Given entries:

▬▬▬▬▬▬▬▬▬▬

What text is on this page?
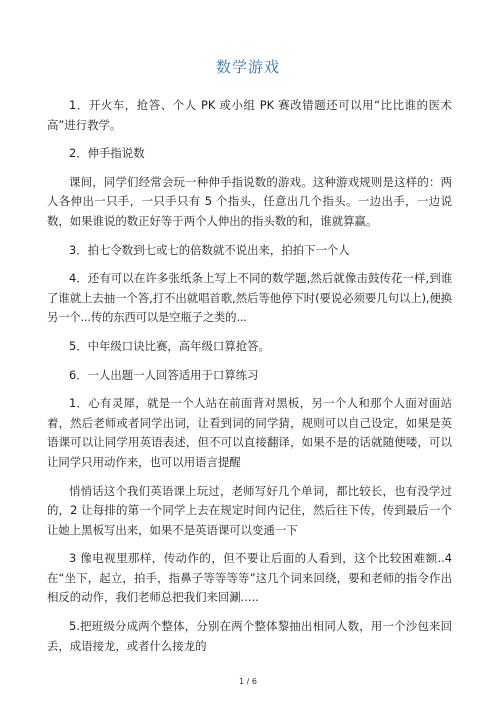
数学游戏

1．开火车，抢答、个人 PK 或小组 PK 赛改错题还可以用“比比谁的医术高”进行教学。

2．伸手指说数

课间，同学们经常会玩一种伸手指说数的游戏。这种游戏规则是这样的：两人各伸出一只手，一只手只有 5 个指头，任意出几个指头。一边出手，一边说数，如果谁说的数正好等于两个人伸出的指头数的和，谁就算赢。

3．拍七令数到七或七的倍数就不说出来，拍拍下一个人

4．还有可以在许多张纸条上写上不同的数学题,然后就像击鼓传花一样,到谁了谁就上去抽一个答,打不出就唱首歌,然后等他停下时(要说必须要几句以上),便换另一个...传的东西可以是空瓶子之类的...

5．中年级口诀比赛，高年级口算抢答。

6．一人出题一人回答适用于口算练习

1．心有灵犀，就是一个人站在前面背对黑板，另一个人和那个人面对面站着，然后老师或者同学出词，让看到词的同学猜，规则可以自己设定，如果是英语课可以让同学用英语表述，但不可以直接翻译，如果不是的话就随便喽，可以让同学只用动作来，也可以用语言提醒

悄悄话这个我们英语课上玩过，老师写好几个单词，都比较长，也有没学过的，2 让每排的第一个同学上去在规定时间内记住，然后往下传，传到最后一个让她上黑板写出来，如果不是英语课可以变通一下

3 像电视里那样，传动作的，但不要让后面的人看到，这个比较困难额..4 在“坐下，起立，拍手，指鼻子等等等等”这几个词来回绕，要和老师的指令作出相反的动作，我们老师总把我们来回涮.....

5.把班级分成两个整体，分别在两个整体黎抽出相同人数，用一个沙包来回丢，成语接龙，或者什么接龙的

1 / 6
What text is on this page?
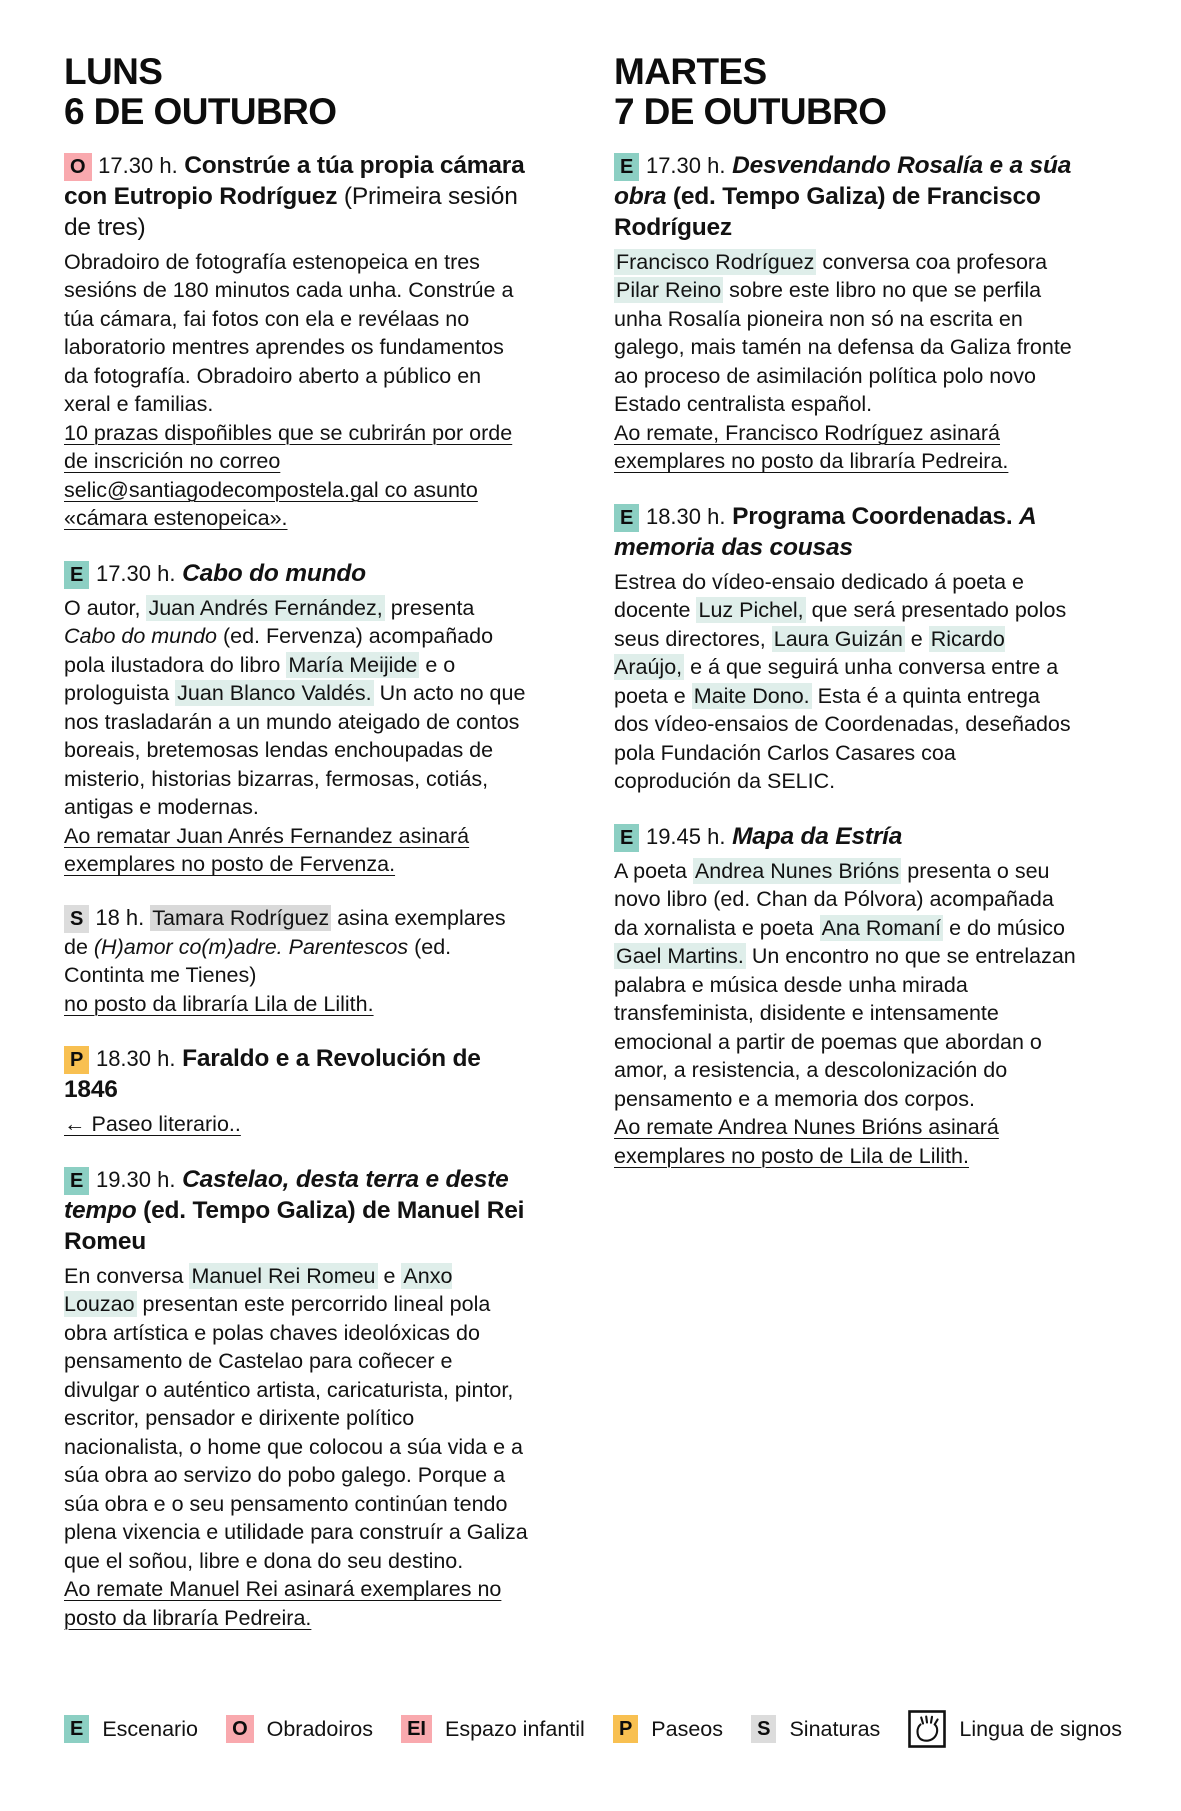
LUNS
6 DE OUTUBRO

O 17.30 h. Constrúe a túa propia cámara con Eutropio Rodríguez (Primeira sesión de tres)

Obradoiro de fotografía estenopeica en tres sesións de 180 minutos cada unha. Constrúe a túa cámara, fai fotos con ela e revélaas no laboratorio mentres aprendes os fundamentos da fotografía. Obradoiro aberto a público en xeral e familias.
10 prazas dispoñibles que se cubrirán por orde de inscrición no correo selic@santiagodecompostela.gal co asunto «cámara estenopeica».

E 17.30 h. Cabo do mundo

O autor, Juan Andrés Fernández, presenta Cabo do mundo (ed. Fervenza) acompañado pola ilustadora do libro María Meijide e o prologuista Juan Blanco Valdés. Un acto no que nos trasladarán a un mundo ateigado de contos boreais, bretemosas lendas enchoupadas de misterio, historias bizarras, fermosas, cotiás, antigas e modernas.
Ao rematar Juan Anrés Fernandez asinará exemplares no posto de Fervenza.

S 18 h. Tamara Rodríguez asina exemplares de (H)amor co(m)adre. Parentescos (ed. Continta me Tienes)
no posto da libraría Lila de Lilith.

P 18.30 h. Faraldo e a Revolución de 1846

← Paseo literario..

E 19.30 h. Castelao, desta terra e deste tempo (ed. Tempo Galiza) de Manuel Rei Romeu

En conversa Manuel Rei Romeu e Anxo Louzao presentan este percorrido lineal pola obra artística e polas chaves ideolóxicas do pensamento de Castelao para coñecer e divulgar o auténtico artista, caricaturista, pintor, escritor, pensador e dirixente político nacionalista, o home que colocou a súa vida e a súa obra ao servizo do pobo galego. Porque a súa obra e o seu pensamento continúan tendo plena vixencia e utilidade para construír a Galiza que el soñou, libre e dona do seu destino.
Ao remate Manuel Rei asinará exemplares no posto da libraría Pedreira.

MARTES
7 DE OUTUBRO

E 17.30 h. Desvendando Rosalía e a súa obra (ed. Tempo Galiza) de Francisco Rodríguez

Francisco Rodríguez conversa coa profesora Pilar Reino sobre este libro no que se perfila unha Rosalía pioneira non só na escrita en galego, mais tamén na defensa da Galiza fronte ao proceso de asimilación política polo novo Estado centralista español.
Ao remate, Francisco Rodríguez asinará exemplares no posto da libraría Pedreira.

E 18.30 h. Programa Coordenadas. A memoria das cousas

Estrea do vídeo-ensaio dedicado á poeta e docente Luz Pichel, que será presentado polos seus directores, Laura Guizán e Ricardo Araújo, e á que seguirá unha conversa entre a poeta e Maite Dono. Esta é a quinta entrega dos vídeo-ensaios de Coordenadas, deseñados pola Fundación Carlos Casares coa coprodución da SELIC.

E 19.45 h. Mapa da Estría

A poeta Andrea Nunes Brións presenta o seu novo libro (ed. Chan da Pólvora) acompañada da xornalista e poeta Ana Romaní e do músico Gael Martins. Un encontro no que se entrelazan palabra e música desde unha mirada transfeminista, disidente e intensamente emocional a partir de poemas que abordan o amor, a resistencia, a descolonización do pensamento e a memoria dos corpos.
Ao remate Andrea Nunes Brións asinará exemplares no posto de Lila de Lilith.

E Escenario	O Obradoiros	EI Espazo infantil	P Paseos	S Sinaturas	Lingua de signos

▬▬▬▬▬▬▬▬▬▬

Short task:
Exactly reproduce the entries above, minus the pictures.

Solution:
What text is on this page?
数学游戏

1．开火车，抢答、个人 PK 或小组 PK 赛改错题还可以用“比比谁的医术高”进行教学。

2．伸手指说数

课间，同学们经常会玩一种伸手指说数的游戏。这种游戏规则是这样的：两人各伸出一只手，一只手只有 5 个指头，任意出几个指头。一边出手，一边说数，如果谁说的数正好等于两个人伸出的指头数的和，谁就算赢。

3．拍七令数到七或七的倍数就不说出来，拍拍下一个人

4．还有可以在许多张纸条上写上不同的数学题,然后就像击鼓传花一样,到谁了谁就上去抽一个答,打不出就唱首歌,然后等他停下时(要说必须要几句以上),便换另一个...传的东西可以是空瓶子之类的...

5．中年级口诀比赛，高年级口算抢答。

6．一人出题一人回答适用于口算练习

1．心有灵犀，就是一个人站在前面背对黑板，另一个人和那个人面对面站着，然后老师或者同学出词，让看到词的同学猜，规则可以自己设定，如果是英语课可以让同学用英语表述，但不可以直接翻译，如果不是的话就随便喽，可以让同学只用动作来，也可以用语言提醒

悄悄话这个我们英语课上玩过，老师写好几个单词，都比较长，也有没学过的，2 让每排的第一个同学上去在规定时间内记住，然后往下传，传到最后一个让她上黑板写出来，如果不是英语课可以变通一下

3 像电视里那样，传动作的，但不要让后面的人看到，这个比较困难额..4 在“坐下，起立，拍手，指鼻子等等等等”这几个词来回绕，要和老师的指令作出相反的动作，我们老师总把我们来回涮.....

5.把班级分成两个整体，分别在两个整体黎抽出相同人数，用一个沙包来回丢，成语接龙，或者什么接龙的

1 / 6
What text is on this page?
LUNS
6 DE OUTUBRO

O 17.30 h. Constrúe a túa propia cámara con Eutropio Rodríguez (Primeira sesión de tres)

Obradoiro de fotografía estenopeica en tres sesións de 180 minutos cada unha. Constrúe a túa cámara, fai fotos con ela e revélaas no laboratorio mentres aprendes os fundamentos da fotografía. Obradoiro aberto a público en xeral e familias.
10 prazas dispoñibles que se cubrirán por orde de inscrición no correo selic@santiagodecompostela.gal co asunto «cámara estenopeica».

E 17.30 h. Cabo do mundo

O autor, Juan Andrés Fernández, presenta Cabo do mundo (ed. Fervenza) acompañado pola ilustadora do libro María Meijide e o prologuista Juan Blanco Valdés. Un acto no que nos trasladarán a un mundo ateigado de contos boreais, bretemosas lendas enchoupadas de misterio, historias bizarras, fermosas, cotiás, antigas e modernas.
Ao rematar Juan Anrés Fernandez asinará exemplares no posto de Fervenza.

S 18 h. Tamara Rodríguez asina exemplares de (H)amor co(m)adre. Parentescos (ed. Continta me Tienes)
no posto da libraría Lila de Lilith.

P 18.30 h. Faraldo e a Revolución de 1846

← Paseo literario..

E 19.30 h. Castelao, desta terra e deste tempo (ed. Tempo Galiza) de Manuel Rei Romeu

En conversa Manuel Rei Romeu e Anxo Louzao presentan este percorrido lineal pola obra artística e polas chaves ideolóxicas do pensamento de Castelao para coñecer e divulgar o auténtico artista, caricaturista, pintor, escritor, pensador e dirixente político nacionalista, o home que colocou a súa vida e a súa obra ao servizo do pobo galego. Porque a súa obra e o seu pensamento continúan tendo plena vixencia e utilidade para construír a Galiza que el soñou, libre e dona do seu destino.
Ao remate Manuel Rei asinará exemplares no posto da libraría Pedreira.

MARTES
7 DE OUTUBRO

E 17.30 h. Desvendando Rosalía e a súa obra (ed. Tempo Galiza) de Francisco Rodríguez

Francisco Rodríguez conversa coa profesora Pilar Reino sobre este libro no que se perfila unha Rosalía pioneira non só na escrita en galego, mais tamén na defensa da Galiza fronte ao proceso de asimilación política polo novo Estado centralista español.
Ao remate, Francisco Rodríguez asinará exemplares no posto da libraría Pedreira.

E 18.30 h. Programa Coordenadas. A memoria das cousas

Estrea do vídeo-ensaio dedicado á poeta e docente Luz Pichel, que será presentado polos seus directores, Laura Guizán e Ricardo Araújo, e á que seguirá unha conversa entre a poeta e Maite Dono. Esta é a quinta entrega dos vídeo-ensaios de Coordenadas, deseñados pola Fundación Carlos Casares coa coprodución da SELIC.

E 19.45 h. Mapa da Estría

A poeta Andrea Nunes Brións presenta o seu novo libro (ed. Chan da Pólvora) acompañada da xornalista e poeta Ana Romaní e do músico Gael Martins. Un encontro no que se entrelazan palabra e música desde unha mirada transfeminista, disidente e intensamente emocional a partir de poemas que abordan o amor, a resistencia, a descolonización do pensamento e a memoria dos corpos.
Ao remate Andrea Nunes Brións asinará exemplares no posto de Lila de Lilith.

E Escenario	O Obradoiros	EI Espazo infantil	P Paseos	S Sinaturas	Lingua de signos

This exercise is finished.